### TASK TO CARRY OUT
Leaving the pictures aside, transcribe every line below exactly.

┌──

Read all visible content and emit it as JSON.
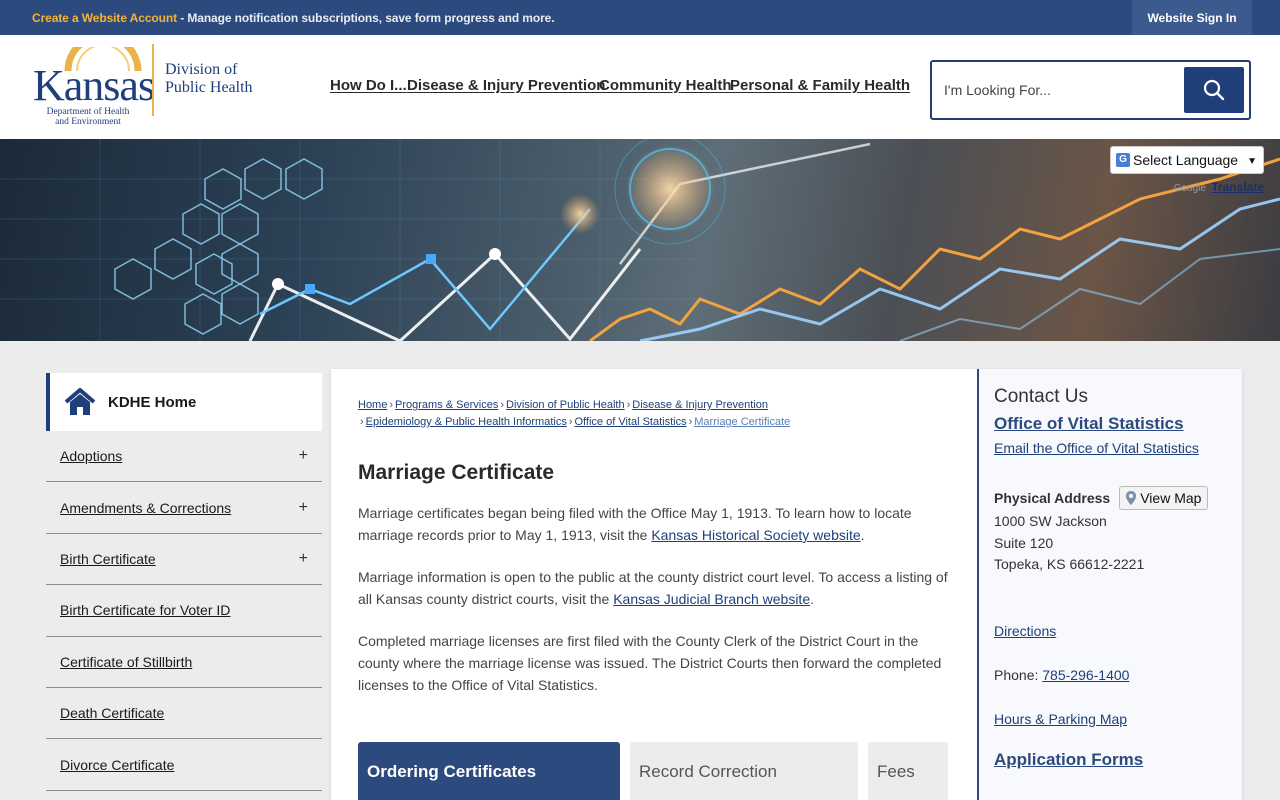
{
  "topbar": {
    "create_account": "Create a Website Account",
    "message": " - Manage notification subscriptions, save form progress and more.",
    "signin": "Website Sign In"
  },
  "logo": {
    "name": "Kansas",
    "dept_line1": "Department of Health",
    "dept_line2": "and Environment",
    "division_line1": "Division of",
    "division_line2": "Public Health"
  },
  "nav": [
    "How Do I...",
    "Disease & Injury Prevention",
    "Community Health",
    "Personal & Family Health"
  ],
  "search": {
    "placeholder": "I'm Looking For..."
  },
  "translate": {
    "select": "Select Language",
    "google": "Google",
    "translate": "Translate"
  },
  "sidebar": {
    "home": "KDHE Home",
    "items": [
      {
        "label": "Adoptions",
        "expandable": true
      },
      {
        "label": "Amendments & Corrections",
        "expandable": true
      },
      {
        "label": "Birth Certificate",
        "expandable": true
      },
      {
        "label": "Birth Certificate for Voter ID",
        "expandable": false
      },
      {
        "label": "Certificate of Stillbirth",
        "expandable": false
      },
      {
        "label": "Death Certificate",
        "expandable": false
      },
      {
        "label": "Divorce Certificate",
        "expandable": false
      }
    ]
  },
  "breadcrumb": {
    "items": [
      "Home",
      "Programs & Services",
      "Division of Public Health",
      "Disease & Injury Prevention",
      "Epidemiology & Public Health Informatics",
      "Office of Vital Statistics"
    ],
    "current": "Marriage Certificate"
  },
  "page": {
    "title": "Marriage Certificate",
    "p1_before": "Marriage certificates began being filed with the Office May 1, 1913. To learn how to locate marriage records prior to May 1, 1913, visit the ",
    "p1_link": "Kansas Historical Society website",
    "p1_after": ".",
    "p2_before": "Marriage information is open to the public at the county district court level. To access a listing of all Kansas county district courts, visit the ",
    "p2_link": "Kansas Judicial Branch website",
    "p2_after": ".",
    "p3": "Completed marriage licenses are first filed with the County Clerk of the District Court in the county where the marriage license was issued. The District Courts then forward the completed licenses to the Office of Vital Statistics."
  },
  "tabs": [
    "Ordering Certificates",
    "Record Correction",
    "Fees"
  ],
  "contact": {
    "title": "Contact Us",
    "office": "Office of Vital Statistics",
    "email": "Email the Office of Vital Statistics",
    "address_label": "Physical Address",
    "view_map": "View Map",
    "address": [
      "1000 SW Jackson",
      "Suite 120",
      "Topeka, KS 66612-2221"
    ],
    "directions": "Directions",
    "phone_label": "Phone: ",
    "phone": "785-296-1400",
    "hours": "Hours & Parking Map",
    "forms": "Application Forms"
  }
}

└──

### RESPONSE TO THE EXERCISE
Read all visible content and emit it as JSON.
{
  "topbar": {
    "create_account": "Create a Website Account",
    "message": " - Manage notification subscriptions, save form progress and more.",
    "signin": "Website Sign In"
  },
  "logo": {
    "name": "Kansas",
    "dept_line1": "Department of Health",
    "dept_line2": "and Environment",
    "division_line1": "Division of",
    "division_line2": "Public Health"
  },
  "nav": [
    "How Do I...",
    "Disease & Injury Prevention",
    "Community Health",
    "Personal & Family Health"
  ],
  "search": {
    "placeholder": "I'm Looking For..."
  },
  "translate": {
    "select": "Select Language",
    "google": "Google",
    "translate": "Translate"
  },
  "sidebar": {
    "home": "KDHE Home",
    "items": [
      {
        "label": "Adoptions",
        "expandable": true
      },
      {
        "label": "Amendments & Corrections",
        "expandable": true
      },
      {
        "label": "Birth Certificate",
        "expandable": true
      },
      {
        "label": "Birth Certificate for Voter ID",
        "expandable": false
      },
      {
        "label": "Certificate of Stillbirth",
        "expandable": false
      },
      {
        "label": "Death Certificate",
        "expandable": false
      },
      {
        "label": "Divorce Certificate",
        "expandable": false
      }
    ]
  },
  "breadcrumb": {
    "items": [
      "Home",
      "Programs & Services",
      "Division of Public Health",
      "Disease & Injury Prevention",
      "Epidemiology & Public Health Informatics",
      "Office of Vital Statistics"
    ],
    "current": "Marriage Certificate"
  },
  "page": {
    "title": "Marriage Certificate",
    "p1_before": "Marriage certificates began being filed with the Office May 1, 1913. To learn how to locate marriage records prior to May 1, 1913, visit the ",
    "p1_link": "Kansas Historical Society website",
    "p1_after": ".",
    "p2_before": "Marriage information is open to the public at the county district court level. To access a listing of all Kansas county district courts, visit the ",
    "p2_link": "Kansas Judicial Branch website",
    "p2_after": ".",
    "p3": "Completed marriage licenses are first filed with the County Clerk of the District Court in the county where the marriage license was issued. The District Courts then forward the completed licenses to the Office of Vital Statistics."
  },
  "tabs": [
    "Ordering Certificates",
    "Record Correction",
    "Fees"
  ],
  "contact": {
    "title": "Contact Us",
    "office": "Office of Vital Statistics",
    "email": "Email the Office of Vital Statistics",
    "address_label": "Physical Address",
    "view_map": "View Map",
    "address": [
      "1000 SW Jackson",
      "Suite 120",
      "Topeka, KS 66612-2221"
    ],
    "directions": "Directions",
    "phone_label": "Phone: ",
    "phone": "785-296-1400",
    "hours": "Hours & Parking Map",
    "forms": "Application Forms"
  }
}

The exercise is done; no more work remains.